═══ Listed entries ═══

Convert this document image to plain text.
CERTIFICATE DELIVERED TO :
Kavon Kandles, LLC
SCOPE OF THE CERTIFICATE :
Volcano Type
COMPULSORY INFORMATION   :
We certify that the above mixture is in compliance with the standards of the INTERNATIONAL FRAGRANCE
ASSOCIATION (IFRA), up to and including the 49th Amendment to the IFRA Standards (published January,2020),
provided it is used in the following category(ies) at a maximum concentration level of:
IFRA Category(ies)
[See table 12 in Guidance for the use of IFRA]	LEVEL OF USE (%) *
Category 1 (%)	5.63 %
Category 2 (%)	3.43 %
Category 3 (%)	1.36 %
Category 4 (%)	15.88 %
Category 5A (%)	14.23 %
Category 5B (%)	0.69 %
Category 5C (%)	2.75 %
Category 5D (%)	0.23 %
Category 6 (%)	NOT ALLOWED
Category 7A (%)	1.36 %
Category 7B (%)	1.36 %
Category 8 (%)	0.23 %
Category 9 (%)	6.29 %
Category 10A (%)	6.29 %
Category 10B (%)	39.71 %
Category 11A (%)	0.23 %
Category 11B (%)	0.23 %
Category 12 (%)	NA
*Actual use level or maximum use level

═══

Exercise brief
Write out the full listing, keeping every line exactly as it is.

Solved problem
Convert this document image to plain text.
CERTIFICATE DELIVERED TO :
Kavon Kandles, LLC
SCOPE OF THE CERTIFICATE :
Volcano Type
COMPULSORY INFORMATION   :
We certify that the above mixture is in compliance with the standards of the INTERNATIONAL FRAGRANCE
ASSOCIATION (IFRA), up to and including the 49th Amendment to the IFRA Standards (published January,2020),
provided it is used in the following category(ies) at a maximum concentration level of:
IFRA Category(ies)
[See table 12 in Guidance for the use of IFRA]	LEVEL OF USE (%) *
Category 1 (%)	5.63 %
Category 2 (%)	3.43 %
Category 3 (%)	1.36 %
Category 4 (%)	15.88 %
Category 5A (%)	14.23 %
Category 5B (%)	0.69 %
Category 5C (%)	2.75 %
Category 5D (%)	0.23 %
Category 6 (%)	NOT ALLOWED
Category 7A (%)	1.36 %
Category 7B (%)	1.36 %
Category 8 (%)	0.23 %
Category 9 (%)	6.29 %
Category 10A (%)	6.29 %
Category 10B (%)	39.71 %
Category 11A (%)	0.23 %
Category 11B (%)	0.23 %
Category 12 (%)	NA
*Actual use level or maximum use level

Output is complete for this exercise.